[WORK TO BE COMPLETED]
Return the number of lines holding "this", with nothing added.

[GIVEN RECORDS]

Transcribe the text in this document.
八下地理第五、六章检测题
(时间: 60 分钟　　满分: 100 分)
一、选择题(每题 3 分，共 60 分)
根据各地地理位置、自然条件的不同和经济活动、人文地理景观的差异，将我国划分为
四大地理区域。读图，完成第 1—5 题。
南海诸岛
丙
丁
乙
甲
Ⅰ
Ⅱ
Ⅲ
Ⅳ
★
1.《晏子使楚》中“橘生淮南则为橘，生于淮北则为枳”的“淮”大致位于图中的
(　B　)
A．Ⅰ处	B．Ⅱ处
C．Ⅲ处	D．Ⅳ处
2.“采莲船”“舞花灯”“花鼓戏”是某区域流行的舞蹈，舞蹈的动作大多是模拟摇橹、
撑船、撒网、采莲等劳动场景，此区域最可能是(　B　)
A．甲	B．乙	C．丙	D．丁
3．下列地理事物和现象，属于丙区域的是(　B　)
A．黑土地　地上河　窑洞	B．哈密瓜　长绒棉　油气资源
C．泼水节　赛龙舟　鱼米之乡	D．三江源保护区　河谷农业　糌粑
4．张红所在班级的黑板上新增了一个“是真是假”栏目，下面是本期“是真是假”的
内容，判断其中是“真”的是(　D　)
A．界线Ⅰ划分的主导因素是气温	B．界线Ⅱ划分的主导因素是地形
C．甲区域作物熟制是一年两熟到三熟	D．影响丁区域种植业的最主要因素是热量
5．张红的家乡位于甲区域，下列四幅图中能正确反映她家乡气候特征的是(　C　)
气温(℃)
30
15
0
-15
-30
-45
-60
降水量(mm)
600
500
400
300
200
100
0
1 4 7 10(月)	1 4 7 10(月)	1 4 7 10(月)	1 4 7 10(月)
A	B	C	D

---

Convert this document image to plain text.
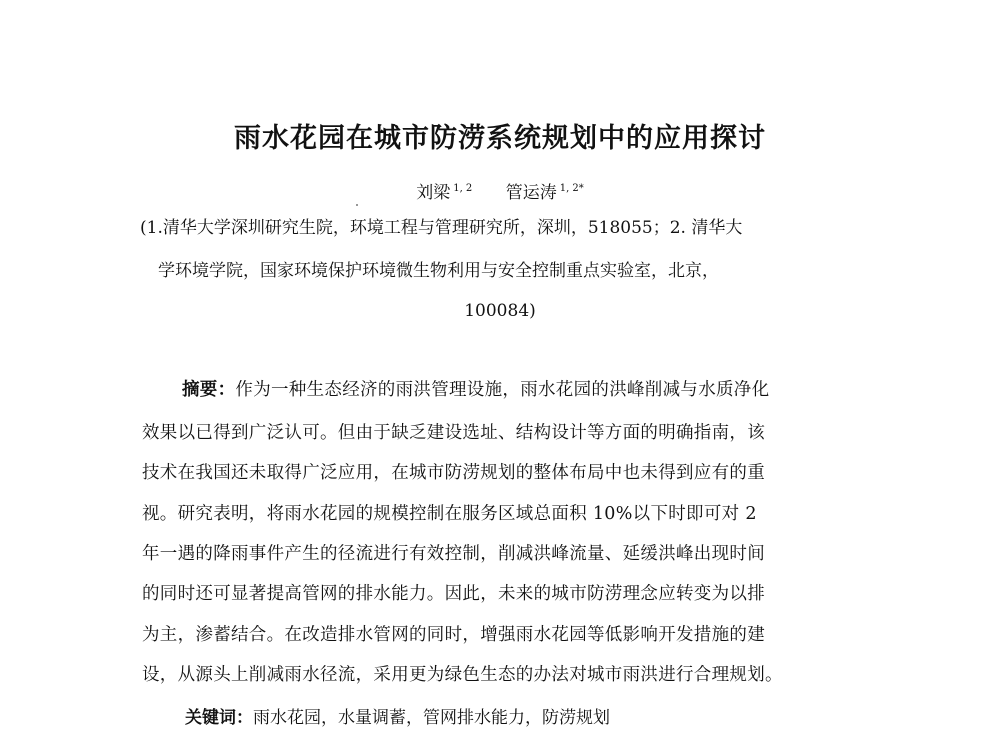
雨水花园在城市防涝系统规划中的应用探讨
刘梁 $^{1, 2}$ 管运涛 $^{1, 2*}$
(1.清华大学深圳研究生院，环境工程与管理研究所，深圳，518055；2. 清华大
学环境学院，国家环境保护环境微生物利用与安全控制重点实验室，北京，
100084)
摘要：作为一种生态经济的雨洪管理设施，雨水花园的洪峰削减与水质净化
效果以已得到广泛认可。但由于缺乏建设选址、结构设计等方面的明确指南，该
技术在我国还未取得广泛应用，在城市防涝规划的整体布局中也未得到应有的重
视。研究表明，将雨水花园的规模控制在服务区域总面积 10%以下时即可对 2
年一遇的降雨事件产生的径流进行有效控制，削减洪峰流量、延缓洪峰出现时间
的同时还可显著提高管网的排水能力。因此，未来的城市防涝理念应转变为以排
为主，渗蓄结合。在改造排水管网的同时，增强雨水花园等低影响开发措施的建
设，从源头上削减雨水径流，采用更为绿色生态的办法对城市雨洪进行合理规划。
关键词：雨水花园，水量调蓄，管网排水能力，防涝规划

[ANSWER TO THE TASK]
2